**Exercise aim:** From the material below, list every line containing "name".

(Records contained in a dataset)
.....

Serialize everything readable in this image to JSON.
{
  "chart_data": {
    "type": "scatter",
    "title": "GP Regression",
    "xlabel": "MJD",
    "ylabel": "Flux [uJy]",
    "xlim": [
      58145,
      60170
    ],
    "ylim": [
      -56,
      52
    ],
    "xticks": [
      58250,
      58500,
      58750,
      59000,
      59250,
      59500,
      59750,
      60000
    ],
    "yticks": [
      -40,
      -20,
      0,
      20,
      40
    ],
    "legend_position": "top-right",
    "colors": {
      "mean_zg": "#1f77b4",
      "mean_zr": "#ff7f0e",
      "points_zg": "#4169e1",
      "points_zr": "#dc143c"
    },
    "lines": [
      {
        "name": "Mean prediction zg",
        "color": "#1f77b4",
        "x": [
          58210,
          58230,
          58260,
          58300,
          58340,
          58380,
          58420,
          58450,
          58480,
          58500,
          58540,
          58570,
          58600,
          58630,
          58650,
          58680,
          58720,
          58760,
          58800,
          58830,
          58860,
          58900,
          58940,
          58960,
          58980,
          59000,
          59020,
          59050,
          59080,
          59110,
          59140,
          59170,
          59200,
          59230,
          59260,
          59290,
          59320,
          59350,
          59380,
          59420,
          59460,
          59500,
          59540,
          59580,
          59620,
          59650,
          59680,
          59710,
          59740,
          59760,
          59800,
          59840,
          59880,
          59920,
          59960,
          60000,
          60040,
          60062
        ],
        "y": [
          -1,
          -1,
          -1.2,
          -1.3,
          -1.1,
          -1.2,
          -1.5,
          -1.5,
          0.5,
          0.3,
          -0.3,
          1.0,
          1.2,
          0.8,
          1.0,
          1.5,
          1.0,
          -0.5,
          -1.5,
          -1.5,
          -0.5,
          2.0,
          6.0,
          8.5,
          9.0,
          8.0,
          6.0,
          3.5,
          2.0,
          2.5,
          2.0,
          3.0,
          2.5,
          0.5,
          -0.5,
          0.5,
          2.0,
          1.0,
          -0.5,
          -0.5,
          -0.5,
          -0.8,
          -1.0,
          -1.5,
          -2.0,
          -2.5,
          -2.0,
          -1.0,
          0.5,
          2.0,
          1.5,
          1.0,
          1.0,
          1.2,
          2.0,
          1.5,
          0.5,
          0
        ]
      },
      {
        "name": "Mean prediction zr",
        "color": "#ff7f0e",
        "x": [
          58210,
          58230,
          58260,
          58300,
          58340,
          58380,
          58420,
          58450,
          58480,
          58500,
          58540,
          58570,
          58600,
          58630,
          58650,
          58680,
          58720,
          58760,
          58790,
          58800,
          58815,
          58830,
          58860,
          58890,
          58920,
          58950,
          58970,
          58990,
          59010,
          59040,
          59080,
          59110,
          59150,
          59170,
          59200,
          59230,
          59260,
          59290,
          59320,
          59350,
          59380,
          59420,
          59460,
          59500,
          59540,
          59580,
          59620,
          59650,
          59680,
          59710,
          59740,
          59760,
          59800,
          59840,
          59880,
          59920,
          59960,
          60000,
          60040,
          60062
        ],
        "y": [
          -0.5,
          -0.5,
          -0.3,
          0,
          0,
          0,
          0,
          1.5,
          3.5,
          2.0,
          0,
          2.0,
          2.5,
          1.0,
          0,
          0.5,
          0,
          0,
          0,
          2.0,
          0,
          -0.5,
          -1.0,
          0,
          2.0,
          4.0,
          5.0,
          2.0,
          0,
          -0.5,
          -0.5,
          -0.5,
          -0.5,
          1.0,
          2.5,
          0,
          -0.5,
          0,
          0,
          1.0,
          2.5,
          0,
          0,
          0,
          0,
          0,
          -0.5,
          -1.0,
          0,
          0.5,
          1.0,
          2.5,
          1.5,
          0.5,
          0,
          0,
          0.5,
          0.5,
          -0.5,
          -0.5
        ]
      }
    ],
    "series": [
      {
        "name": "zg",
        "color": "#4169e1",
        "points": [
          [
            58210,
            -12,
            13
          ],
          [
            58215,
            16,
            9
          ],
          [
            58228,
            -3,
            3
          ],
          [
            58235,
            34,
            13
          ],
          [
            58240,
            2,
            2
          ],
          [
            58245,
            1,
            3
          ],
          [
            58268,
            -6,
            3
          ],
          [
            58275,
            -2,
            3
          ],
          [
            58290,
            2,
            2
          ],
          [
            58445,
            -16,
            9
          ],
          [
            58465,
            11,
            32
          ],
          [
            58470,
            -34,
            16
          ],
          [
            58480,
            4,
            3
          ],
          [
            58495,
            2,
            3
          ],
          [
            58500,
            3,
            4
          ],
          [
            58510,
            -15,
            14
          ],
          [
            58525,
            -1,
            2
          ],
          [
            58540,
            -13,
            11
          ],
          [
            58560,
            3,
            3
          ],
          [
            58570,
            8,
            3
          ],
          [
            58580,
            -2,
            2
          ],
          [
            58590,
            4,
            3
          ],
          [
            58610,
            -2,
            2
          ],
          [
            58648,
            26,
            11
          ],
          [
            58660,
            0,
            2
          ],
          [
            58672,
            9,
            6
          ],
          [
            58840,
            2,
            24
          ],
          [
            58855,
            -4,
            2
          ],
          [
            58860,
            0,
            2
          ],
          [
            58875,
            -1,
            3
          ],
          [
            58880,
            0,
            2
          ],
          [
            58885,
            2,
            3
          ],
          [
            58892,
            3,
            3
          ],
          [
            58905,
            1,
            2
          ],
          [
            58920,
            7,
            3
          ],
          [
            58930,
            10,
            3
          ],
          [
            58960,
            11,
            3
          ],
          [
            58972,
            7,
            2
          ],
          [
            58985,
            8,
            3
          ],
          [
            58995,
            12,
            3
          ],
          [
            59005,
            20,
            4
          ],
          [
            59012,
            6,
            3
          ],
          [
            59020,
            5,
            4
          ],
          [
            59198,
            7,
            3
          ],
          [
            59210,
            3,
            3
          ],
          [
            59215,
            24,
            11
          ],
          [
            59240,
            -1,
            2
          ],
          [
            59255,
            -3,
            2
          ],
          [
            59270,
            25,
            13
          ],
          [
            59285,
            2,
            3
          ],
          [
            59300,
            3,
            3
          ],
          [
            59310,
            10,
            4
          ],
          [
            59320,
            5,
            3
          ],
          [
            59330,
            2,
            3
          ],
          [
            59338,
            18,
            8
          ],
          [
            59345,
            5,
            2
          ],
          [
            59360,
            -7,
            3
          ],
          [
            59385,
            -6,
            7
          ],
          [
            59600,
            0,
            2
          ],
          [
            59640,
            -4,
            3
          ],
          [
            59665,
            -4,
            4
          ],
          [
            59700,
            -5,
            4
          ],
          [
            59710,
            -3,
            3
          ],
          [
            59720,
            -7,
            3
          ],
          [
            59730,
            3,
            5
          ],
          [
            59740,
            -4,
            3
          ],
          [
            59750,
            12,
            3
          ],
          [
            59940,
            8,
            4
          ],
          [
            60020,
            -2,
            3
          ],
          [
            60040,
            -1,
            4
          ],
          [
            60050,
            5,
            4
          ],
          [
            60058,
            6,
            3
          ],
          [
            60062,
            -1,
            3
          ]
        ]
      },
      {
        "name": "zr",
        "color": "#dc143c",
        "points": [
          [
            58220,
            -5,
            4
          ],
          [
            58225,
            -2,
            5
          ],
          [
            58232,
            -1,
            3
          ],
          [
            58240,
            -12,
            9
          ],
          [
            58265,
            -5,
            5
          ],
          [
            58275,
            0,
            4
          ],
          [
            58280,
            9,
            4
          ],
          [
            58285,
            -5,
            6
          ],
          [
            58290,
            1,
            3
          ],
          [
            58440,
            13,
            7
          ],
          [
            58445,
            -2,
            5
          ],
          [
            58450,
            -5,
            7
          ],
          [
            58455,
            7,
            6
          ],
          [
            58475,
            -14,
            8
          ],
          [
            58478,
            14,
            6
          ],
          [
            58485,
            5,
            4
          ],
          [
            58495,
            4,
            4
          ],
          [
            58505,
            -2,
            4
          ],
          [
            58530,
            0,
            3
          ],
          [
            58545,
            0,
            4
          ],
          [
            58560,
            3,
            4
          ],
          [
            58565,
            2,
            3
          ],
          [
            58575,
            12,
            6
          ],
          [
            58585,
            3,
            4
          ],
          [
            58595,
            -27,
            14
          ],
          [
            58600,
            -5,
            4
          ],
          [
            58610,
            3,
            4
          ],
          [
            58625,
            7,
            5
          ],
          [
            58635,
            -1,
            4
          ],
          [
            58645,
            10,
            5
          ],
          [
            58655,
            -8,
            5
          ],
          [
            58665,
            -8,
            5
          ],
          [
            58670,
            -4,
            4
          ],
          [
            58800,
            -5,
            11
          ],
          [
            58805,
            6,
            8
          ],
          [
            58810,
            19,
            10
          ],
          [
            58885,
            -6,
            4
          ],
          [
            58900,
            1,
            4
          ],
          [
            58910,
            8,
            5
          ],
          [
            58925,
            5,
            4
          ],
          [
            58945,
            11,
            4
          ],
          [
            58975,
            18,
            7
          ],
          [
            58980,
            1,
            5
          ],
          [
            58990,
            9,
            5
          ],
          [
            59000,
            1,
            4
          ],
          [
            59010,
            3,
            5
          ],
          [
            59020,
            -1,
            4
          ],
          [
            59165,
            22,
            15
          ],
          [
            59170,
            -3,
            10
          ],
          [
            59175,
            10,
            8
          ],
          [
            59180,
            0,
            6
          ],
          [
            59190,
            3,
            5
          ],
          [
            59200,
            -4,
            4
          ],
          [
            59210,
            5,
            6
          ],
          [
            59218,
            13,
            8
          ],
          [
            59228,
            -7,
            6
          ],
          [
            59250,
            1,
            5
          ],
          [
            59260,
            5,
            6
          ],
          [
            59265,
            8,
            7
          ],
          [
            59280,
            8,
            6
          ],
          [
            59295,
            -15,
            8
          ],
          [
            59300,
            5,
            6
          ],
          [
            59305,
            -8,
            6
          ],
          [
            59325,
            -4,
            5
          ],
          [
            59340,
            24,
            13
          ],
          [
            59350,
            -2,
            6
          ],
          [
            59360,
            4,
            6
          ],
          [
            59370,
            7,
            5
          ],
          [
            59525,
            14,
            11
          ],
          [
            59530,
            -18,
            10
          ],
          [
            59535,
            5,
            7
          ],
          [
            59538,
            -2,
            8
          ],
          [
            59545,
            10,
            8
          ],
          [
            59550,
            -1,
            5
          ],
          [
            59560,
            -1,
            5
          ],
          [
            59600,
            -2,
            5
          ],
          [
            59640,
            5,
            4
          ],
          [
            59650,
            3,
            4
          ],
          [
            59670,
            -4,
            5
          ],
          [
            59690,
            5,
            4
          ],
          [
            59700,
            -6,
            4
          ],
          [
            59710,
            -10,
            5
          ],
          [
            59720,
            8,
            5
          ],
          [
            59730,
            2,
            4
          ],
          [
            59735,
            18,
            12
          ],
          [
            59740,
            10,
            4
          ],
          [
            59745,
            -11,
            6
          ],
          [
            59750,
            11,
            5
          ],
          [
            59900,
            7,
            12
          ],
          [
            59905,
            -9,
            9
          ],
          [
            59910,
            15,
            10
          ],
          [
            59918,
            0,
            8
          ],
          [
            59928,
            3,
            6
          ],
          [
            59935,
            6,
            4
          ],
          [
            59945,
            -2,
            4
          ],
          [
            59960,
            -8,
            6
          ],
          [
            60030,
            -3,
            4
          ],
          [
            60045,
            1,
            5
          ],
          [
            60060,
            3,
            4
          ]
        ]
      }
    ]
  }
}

.....

**Written answer:**
        "name": "Mean prediction zg",
        "name": "Mean prediction zr",
        "name": "zg",
        "name": "zr",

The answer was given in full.